==== TASK INPUT ====
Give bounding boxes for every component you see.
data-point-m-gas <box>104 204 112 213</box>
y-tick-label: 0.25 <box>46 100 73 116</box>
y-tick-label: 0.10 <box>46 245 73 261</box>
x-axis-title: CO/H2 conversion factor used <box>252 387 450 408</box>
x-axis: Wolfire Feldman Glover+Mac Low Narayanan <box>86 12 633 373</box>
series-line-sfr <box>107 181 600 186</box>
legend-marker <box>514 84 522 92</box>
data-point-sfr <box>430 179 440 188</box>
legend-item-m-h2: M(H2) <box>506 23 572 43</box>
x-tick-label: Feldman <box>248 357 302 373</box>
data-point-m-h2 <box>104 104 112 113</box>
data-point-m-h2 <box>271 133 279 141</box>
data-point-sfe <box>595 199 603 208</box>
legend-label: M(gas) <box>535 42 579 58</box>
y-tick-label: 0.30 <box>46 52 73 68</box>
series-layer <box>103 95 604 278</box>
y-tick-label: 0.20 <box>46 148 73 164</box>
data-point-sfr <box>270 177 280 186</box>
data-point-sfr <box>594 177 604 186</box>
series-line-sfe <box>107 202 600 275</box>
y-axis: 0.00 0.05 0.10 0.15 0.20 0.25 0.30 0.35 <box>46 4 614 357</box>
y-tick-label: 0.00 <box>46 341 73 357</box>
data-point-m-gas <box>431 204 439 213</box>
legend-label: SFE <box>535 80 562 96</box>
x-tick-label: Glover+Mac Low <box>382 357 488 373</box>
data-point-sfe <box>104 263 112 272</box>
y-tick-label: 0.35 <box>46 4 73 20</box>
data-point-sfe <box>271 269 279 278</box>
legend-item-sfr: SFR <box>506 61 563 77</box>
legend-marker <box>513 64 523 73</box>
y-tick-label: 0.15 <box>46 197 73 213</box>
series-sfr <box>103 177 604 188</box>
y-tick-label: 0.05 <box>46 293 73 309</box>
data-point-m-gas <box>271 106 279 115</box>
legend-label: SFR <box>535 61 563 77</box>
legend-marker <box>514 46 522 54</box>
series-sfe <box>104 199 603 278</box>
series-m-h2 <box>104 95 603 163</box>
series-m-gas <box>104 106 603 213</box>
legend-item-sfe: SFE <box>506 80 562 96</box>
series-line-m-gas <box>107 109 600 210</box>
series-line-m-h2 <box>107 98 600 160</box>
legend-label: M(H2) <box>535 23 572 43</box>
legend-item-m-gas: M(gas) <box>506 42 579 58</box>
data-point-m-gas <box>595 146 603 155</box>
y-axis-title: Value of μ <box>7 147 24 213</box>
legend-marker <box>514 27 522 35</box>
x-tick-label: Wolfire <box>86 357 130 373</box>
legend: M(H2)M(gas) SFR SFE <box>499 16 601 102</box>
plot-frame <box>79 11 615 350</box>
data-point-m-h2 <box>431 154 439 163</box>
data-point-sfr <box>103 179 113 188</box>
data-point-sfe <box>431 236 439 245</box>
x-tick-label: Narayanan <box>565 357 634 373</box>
====
**TO DO**
Copy all of the entries above word for word.

**ANSWER TO THE PROBLEM**
Give bounding boxes for every component you see.
data-point-m-gas <box>104 204 112 213</box>
y-tick-label: 0.25 <box>46 100 73 116</box>
y-tick-label: 0.10 <box>46 245 73 261</box>
x-axis-title: CO/H2 conversion factor used <box>252 387 450 408</box>
x-axis: Wolfire Feldman Glover+Mac Low Narayanan <box>86 12 633 373</box>
series-line-sfr <box>107 181 600 186</box>
legend-marker <box>514 84 522 92</box>
data-point-sfr <box>430 179 440 188</box>
legend-item-m-h2: M(H2) <box>506 23 572 43</box>
x-tick-label: Feldman <box>248 357 302 373</box>
data-point-m-h2 <box>104 104 112 113</box>
data-point-m-h2 <box>271 133 279 141</box>
data-point-sfe <box>595 199 603 208</box>
legend-label: M(gas) <box>535 42 579 58</box>
y-tick-label: 0.30 <box>46 52 73 68</box>
series-layer <box>103 95 604 278</box>
y-tick-label: 0.20 <box>46 148 73 164</box>
data-point-sfr <box>270 177 280 186</box>
data-point-sfr <box>594 177 604 186</box>
series-line-sfe <box>107 202 600 275</box>
y-axis: 0.00 0.05 0.10 0.15 0.20 0.25 0.30 0.35 <box>46 4 614 357</box>
y-tick-label: 0.00 <box>46 341 73 357</box>
data-point-m-gas <box>431 204 439 213</box>
legend-label: SFE <box>535 80 562 96</box>
x-tick-label: Glover+Mac Low <box>382 357 488 373</box>
data-point-sfe <box>104 263 112 272</box>
y-tick-label: 0.35 <box>46 4 73 20</box>
data-point-sfe <box>271 269 279 278</box>
legend-item-sfr: SFR <box>506 61 563 77</box>
legend-marker <box>513 64 523 73</box>
y-tick-label: 0.15 <box>46 197 73 213</box>
series-sfr <box>103 177 604 188</box>
y-tick-label: 0.05 <box>46 293 73 309</box>
data-point-m-gas <box>271 106 279 115</box>
legend-label: SFR <box>535 61 563 77</box>
legend-marker <box>514 46 522 54</box>
series-sfe <box>104 199 603 278</box>
series-m-h2 <box>104 95 603 163</box>
series-m-gas <box>104 106 603 213</box>
legend-item-sfe: SFE <box>506 80 562 96</box>
series-line-m-gas <box>107 109 600 210</box>
series-line-m-h2 <box>107 98 600 160</box>
legend-label: M(H2) <box>535 23 572 43</box>
legend-item-m-gas: M(gas) <box>506 42 579 58</box>
data-point-m-gas <box>595 146 603 155</box>
y-axis-title: Value of μ <box>7 147 24 213</box>
legend-marker <box>514 27 522 35</box>
x-tick-label: Wolfire <box>86 357 130 373</box>
legend: M(H2)M(gas) SFR SFE <box>499 16 601 102</box>
plot-frame <box>79 11 615 350</box>
data-point-m-h2 <box>431 154 439 163</box>
data-point-sfr <box>103 179 113 188</box>
data-point-sfe <box>431 236 439 245</box>
x-tick-label: Narayanan <box>565 357 634 373</box>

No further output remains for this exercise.